-- START STORED RECORDS --

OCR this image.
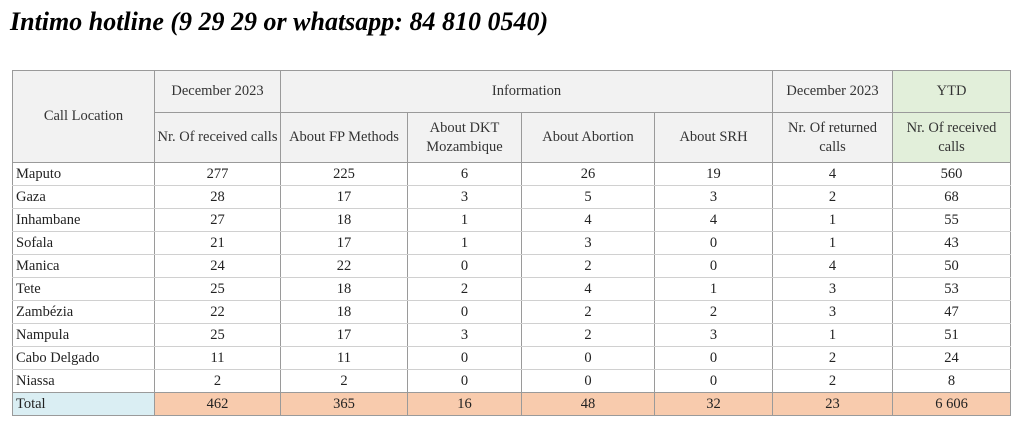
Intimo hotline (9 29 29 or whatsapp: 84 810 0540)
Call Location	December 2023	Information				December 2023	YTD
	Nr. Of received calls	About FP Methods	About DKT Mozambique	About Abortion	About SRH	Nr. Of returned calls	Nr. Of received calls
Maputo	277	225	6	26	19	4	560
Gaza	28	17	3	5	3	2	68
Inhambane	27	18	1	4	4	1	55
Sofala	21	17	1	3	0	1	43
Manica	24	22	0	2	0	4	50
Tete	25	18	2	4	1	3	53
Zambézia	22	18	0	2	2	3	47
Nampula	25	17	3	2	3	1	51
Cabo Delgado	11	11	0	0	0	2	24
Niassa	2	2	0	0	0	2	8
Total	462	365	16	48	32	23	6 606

-- END STORED RECORDS --

→ **STATED TASK**: Write out the listing above again, exactly, but with no pictures in the copy.

→ **REPLY TO THE EXERCISE**:
OCR this image.
Intimo hotline (9 29 29 or whatsapp: 84 810 0540)
Call Location	December 2023	Information				December 2023	YTD
	Nr. Of received calls	About FP Methods	About DKT Mozambique	About Abortion	About SRH	Nr. Of returned calls	Nr. Of received calls
Maputo	277	225	6	26	19	4	560
Gaza	28	17	3	5	3	2	68
Inhambane	27	18	1	4	4	1	55
Sofala	21	17	1	3	0	1	43
Manica	24	22	0	2	0	4	50
Tete	25	18	2	4	1	3	53
Zambézia	22	18	0	2	2	3	47
Nampula	25	17	3	2	3	1	51
Cabo Delgado	11	11	0	0	0	2	24
Niassa	2	2	0	0	0	2	8
Total	462	365	16	48	32	23	6 606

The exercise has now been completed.